┌────────

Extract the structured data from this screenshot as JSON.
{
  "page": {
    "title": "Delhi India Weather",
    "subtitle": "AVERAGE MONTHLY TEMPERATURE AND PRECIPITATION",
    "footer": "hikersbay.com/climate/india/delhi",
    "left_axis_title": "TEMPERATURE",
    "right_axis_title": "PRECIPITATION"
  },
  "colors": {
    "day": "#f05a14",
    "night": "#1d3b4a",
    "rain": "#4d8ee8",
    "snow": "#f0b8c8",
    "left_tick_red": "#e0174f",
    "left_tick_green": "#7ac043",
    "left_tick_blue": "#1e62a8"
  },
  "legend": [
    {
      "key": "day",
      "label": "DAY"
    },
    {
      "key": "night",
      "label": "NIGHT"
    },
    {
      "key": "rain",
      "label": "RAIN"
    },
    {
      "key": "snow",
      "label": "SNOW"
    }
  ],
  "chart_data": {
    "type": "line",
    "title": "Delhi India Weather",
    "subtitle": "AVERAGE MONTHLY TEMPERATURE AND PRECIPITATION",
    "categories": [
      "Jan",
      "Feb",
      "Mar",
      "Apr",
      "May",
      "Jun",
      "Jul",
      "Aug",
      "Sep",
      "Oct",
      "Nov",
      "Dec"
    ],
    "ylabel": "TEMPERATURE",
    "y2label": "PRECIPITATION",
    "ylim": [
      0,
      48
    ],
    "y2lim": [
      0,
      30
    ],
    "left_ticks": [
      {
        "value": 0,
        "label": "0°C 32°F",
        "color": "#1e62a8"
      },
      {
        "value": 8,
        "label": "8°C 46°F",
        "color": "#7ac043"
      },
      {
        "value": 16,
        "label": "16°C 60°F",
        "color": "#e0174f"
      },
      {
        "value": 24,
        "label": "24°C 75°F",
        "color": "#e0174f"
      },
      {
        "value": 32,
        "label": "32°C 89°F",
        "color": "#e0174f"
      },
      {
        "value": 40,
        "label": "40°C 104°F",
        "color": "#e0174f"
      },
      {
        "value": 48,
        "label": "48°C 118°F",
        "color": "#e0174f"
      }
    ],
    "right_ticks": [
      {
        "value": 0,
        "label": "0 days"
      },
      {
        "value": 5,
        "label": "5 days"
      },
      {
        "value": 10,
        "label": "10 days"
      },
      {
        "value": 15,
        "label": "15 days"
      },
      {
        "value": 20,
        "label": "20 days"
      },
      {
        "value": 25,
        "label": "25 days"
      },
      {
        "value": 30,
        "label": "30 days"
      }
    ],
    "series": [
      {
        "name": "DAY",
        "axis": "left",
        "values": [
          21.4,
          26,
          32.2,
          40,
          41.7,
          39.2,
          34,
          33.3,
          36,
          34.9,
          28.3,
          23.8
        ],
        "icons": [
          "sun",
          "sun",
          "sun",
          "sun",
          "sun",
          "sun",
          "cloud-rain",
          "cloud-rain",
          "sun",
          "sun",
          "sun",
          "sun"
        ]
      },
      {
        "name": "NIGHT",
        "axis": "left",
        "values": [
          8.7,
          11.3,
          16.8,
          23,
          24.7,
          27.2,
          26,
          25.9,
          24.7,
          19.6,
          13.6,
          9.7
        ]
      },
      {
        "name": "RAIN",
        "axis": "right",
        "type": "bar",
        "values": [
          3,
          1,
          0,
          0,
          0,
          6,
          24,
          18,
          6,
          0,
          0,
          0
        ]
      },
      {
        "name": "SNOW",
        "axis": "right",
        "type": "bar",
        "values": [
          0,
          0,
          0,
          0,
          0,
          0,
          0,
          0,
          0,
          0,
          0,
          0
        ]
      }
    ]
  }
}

└────────

* SHORT PROBLEM
Copy the material above, line for line.

* EXERCISE RESULT
Extract the structured data from this screenshot as JSON.
{
  "page": {
    "title": "Delhi India Weather",
    "subtitle": "AVERAGE MONTHLY TEMPERATURE AND PRECIPITATION",
    "footer": "hikersbay.com/climate/india/delhi",
    "left_axis_title": "TEMPERATURE",
    "right_axis_title": "PRECIPITATION"
  },
  "colors": {
    "day": "#f05a14",
    "night": "#1d3b4a",
    "rain": "#4d8ee8",
    "snow": "#f0b8c8",
    "left_tick_red": "#e0174f",
    "left_tick_green": "#7ac043",
    "left_tick_blue": "#1e62a8"
  },
  "legend": [
    {
      "key": "day",
      "label": "DAY"
    },
    {
      "key": "night",
      "label": "NIGHT"
    },
    {
      "key": "rain",
      "label": "RAIN"
    },
    {
      "key": "snow",
      "label": "SNOW"
    }
  ],
  "chart_data": {
    "type": "line",
    "title": "Delhi India Weather",
    "subtitle": "AVERAGE MONTHLY TEMPERATURE AND PRECIPITATION",
    "categories": [
      "Jan",
      "Feb",
      "Mar",
      "Apr",
      "May",
      "Jun",
      "Jul",
      "Aug",
      "Sep",
      "Oct",
      "Nov",
      "Dec"
    ],
    "ylabel": "TEMPERATURE",
    "y2label": "PRECIPITATION",
    "ylim": [
      0,
      48
    ],
    "y2lim": [
      0,
      30
    ],
    "left_ticks": [
      {
        "value": 0,
        "label": "0°C 32°F",
        "color": "#1e62a8"
      },
      {
        "value": 8,
        "label": "8°C 46°F",
        "color": "#7ac043"
      },
      {
        "value": 16,
        "label": "16°C 60°F",
        "color": "#e0174f"
      },
      {
        "value": 24,
        "label": "24°C 75°F",
        "color": "#e0174f"
      },
      {
        "value": 32,
        "label": "32°C 89°F",
        "color": "#e0174f"
      },
      {
        "value": 40,
        "label": "40°C 104°F",
        "color": "#e0174f"
      },
      {
        "value": 48,
        "label": "48°C 118°F",
        "color": "#e0174f"
      }
    ],
    "right_ticks": [
      {
        "value": 0,
        "label": "0 days"
      },
      {
        "value": 5,
        "label": "5 days"
      },
      {
        "value": 10,
        "label": "10 days"
      },
      {
        "value": 15,
        "label": "15 days"
      },
      {
        "value": 20,
        "label": "20 days"
      },
      {
        "value": 25,
        "label": "25 days"
      },
      {
        "value": 30,
        "label": "30 days"
      }
    ],
    "series": [
      {
        "name": "DAY",
        "axis": "left",
        "values": [
          21.4,
          26,
          32.2,
          40,
          41.7,
          39.2,
          34,
          33.3,
          36,
          34.9,
          28.3,
          23.8
        ],
        "icons": [
          "sun",
          "sun",
          "sun",
          "sun",
          "sun",
          "sun",
          "cloud-rain",
          "cloud-rain",
          "sun",
          "sun",
          "sun",
          "sun"
        ]
      },
      {
        "name": "NIGHT",
        "axis": "left",
        "values": [
          8.7,
          11.3,
          16.8,
          23,
          24.7,
          27.2,
          26,
          25.9,
          24.7,
          19.6,
          13.6,
          9.7
        ]
      },
      {
        "name": "RAIN",
        "axis": "right",
        "type": "bar",
        "values": [
          3,
          1,
          0,
          0,
          0,
          6,
          24,
          18,
          6,
          0,
          0,
          0
        ]
      },
      {
        "name": "SNOW",
        "axis": "right",
        "type": "bar",
        "values": [
          0,
          0,
          0,
          0,
          0,
          0,
          0,
          0,
          0,
          0,
          0,
          0
        ]
      }
    ]
  }
}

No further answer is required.